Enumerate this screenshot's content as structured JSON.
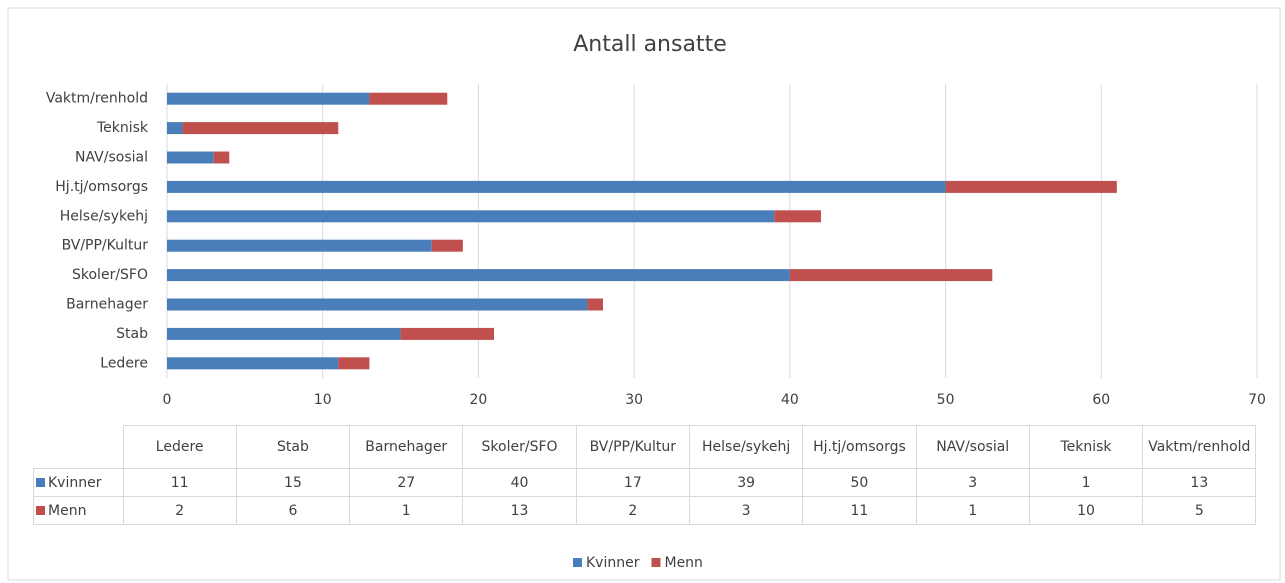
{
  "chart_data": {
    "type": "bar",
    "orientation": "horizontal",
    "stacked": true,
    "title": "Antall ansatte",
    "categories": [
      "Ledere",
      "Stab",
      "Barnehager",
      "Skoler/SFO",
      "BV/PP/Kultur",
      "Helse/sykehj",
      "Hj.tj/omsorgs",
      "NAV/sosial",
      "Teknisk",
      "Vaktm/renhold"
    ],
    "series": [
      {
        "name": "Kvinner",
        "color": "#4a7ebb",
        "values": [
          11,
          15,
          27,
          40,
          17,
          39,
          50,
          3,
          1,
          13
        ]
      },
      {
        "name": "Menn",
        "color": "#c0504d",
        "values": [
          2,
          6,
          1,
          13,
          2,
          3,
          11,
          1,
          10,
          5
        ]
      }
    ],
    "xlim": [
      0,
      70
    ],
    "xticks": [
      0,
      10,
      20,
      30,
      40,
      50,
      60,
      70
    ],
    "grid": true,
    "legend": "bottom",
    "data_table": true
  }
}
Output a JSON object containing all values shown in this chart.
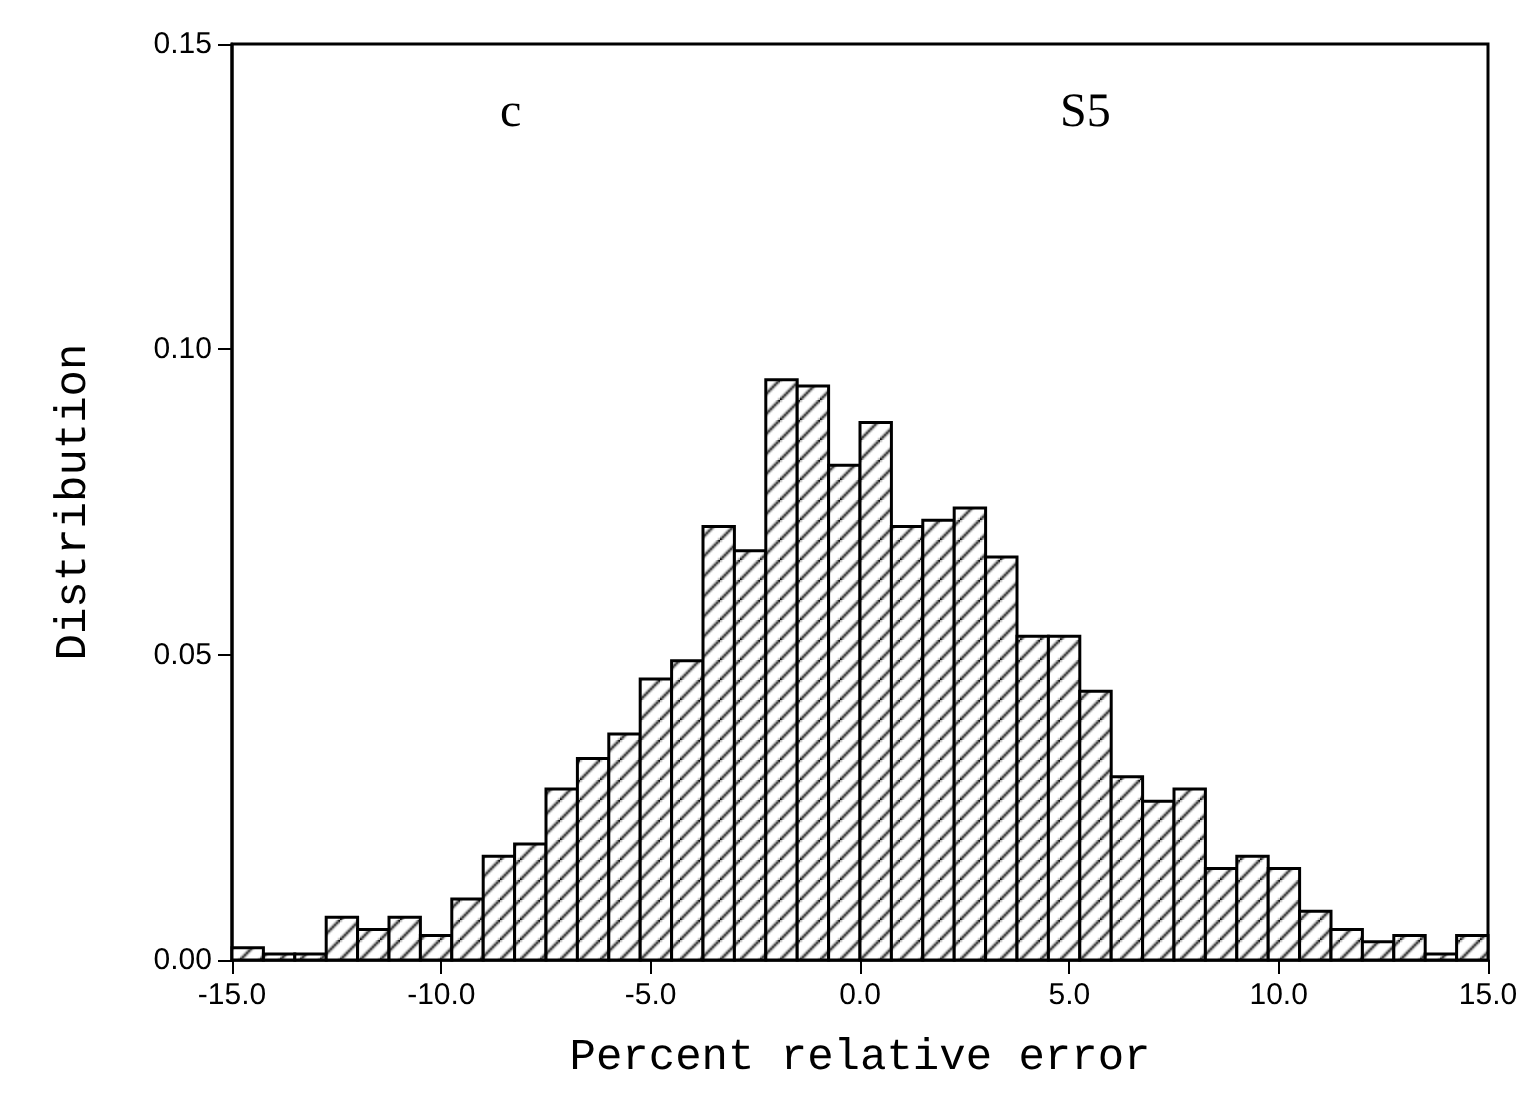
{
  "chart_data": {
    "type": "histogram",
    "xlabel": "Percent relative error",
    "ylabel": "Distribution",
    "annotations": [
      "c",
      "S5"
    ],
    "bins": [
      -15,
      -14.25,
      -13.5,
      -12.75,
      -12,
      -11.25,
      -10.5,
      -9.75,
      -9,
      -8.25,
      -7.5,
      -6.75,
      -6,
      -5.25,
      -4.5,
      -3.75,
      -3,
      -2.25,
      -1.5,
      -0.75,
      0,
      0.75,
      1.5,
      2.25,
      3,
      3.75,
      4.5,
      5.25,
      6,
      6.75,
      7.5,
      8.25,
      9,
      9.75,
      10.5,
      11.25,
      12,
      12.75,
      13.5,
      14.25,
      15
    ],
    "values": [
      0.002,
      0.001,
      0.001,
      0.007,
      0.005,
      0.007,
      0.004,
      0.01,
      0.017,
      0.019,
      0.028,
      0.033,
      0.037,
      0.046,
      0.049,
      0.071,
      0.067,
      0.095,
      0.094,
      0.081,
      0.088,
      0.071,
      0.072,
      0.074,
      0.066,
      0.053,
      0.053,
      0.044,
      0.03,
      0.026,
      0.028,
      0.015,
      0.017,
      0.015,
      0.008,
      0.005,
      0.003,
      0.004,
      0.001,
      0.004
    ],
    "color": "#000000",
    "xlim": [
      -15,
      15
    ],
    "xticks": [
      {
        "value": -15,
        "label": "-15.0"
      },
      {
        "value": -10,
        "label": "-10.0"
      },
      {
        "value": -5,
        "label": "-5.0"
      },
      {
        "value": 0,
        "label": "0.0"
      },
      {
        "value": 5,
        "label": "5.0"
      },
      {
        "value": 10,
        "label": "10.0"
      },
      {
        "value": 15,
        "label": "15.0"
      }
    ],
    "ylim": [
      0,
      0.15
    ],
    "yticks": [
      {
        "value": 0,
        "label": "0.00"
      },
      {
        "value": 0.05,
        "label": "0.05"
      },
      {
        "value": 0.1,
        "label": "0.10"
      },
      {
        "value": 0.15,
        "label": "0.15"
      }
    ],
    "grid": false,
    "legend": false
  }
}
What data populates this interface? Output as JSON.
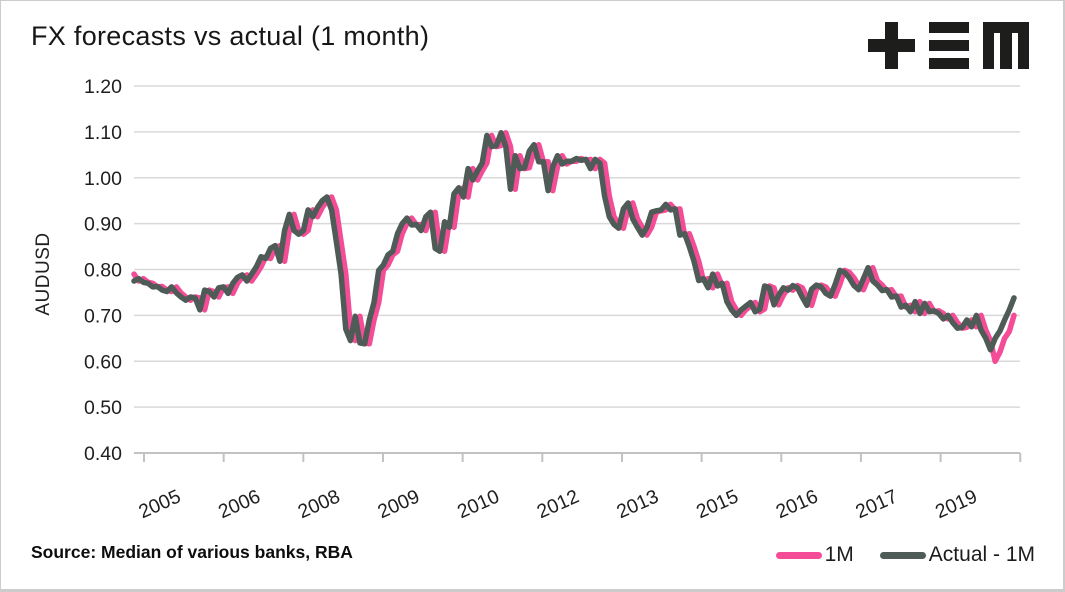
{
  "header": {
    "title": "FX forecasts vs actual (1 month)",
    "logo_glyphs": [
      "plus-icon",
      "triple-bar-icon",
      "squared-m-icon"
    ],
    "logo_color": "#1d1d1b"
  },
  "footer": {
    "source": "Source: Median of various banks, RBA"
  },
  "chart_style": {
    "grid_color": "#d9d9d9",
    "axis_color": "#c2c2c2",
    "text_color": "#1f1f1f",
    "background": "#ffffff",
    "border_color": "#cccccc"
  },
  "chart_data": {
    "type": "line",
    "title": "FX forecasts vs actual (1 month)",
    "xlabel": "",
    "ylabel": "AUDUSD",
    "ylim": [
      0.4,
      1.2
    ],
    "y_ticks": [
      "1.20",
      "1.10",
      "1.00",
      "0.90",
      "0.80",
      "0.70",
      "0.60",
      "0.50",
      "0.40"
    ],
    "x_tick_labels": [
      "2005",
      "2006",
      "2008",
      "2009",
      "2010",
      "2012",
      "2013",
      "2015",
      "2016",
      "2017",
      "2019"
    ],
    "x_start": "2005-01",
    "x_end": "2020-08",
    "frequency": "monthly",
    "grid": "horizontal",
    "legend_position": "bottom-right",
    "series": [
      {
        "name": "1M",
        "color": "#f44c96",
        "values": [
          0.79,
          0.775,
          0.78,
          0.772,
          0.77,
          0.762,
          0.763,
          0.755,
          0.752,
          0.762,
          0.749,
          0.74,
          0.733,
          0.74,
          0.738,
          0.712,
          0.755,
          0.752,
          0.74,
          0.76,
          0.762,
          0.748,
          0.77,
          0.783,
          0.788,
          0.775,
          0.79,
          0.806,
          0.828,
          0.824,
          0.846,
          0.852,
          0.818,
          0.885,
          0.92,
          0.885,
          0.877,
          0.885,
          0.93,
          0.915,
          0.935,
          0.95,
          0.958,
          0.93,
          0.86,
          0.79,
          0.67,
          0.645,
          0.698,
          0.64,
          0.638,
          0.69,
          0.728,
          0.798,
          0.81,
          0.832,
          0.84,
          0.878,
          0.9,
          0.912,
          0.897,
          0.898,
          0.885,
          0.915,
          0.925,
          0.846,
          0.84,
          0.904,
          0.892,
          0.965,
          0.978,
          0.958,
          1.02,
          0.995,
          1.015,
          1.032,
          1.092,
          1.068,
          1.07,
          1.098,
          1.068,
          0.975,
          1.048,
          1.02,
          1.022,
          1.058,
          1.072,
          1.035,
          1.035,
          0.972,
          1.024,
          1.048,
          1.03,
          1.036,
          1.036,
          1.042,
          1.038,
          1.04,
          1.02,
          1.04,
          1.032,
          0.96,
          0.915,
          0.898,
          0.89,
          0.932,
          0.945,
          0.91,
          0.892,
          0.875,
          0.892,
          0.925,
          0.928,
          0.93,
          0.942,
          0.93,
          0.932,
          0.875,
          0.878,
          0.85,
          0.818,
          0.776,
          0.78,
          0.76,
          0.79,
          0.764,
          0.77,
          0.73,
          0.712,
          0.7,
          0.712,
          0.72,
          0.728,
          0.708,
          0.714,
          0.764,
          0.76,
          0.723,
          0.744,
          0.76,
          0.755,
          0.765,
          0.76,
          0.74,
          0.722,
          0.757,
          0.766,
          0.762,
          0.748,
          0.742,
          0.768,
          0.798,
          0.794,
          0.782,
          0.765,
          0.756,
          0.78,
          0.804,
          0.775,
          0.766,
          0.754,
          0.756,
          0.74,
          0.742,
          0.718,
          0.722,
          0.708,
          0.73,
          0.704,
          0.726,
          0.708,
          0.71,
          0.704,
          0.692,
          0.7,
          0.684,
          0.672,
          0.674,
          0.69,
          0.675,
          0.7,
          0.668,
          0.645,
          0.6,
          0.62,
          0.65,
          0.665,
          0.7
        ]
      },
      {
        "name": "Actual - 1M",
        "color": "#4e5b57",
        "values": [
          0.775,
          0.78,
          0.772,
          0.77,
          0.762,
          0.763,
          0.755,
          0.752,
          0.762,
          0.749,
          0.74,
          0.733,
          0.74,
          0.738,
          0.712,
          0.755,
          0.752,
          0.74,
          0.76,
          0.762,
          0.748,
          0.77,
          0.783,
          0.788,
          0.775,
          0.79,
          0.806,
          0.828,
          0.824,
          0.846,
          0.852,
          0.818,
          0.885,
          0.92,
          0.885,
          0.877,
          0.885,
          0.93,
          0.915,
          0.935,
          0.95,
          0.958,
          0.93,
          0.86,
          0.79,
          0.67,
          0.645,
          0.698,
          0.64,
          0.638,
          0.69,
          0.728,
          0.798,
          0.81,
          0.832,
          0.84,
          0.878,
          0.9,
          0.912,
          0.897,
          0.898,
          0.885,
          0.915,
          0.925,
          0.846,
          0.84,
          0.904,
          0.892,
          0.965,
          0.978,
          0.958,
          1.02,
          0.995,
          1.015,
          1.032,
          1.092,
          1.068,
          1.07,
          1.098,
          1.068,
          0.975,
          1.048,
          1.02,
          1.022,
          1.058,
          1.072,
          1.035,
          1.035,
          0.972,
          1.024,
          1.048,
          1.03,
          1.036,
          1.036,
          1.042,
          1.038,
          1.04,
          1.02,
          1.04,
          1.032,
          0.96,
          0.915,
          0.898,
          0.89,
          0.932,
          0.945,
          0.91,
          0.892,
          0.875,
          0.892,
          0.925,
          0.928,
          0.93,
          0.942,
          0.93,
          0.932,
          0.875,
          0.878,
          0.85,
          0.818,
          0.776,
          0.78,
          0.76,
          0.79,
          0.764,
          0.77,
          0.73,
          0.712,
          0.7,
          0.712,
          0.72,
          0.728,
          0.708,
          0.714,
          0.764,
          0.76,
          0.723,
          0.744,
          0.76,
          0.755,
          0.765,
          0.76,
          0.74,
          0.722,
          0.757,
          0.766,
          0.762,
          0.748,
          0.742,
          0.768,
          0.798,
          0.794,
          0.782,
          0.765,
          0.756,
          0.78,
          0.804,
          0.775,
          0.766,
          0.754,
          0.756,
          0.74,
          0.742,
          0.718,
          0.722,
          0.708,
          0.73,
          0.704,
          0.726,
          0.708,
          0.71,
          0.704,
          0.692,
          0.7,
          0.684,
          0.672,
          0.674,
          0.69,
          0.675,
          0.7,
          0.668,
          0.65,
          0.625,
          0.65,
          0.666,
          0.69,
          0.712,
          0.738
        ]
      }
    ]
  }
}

——

## PROBLEM TO WORK ON
Which lines contain the word "bottom"? Return each of them.

## ANSWER TO THE PROBLEM
    "legend": "bottom",
    "legend_position": "bottom-right",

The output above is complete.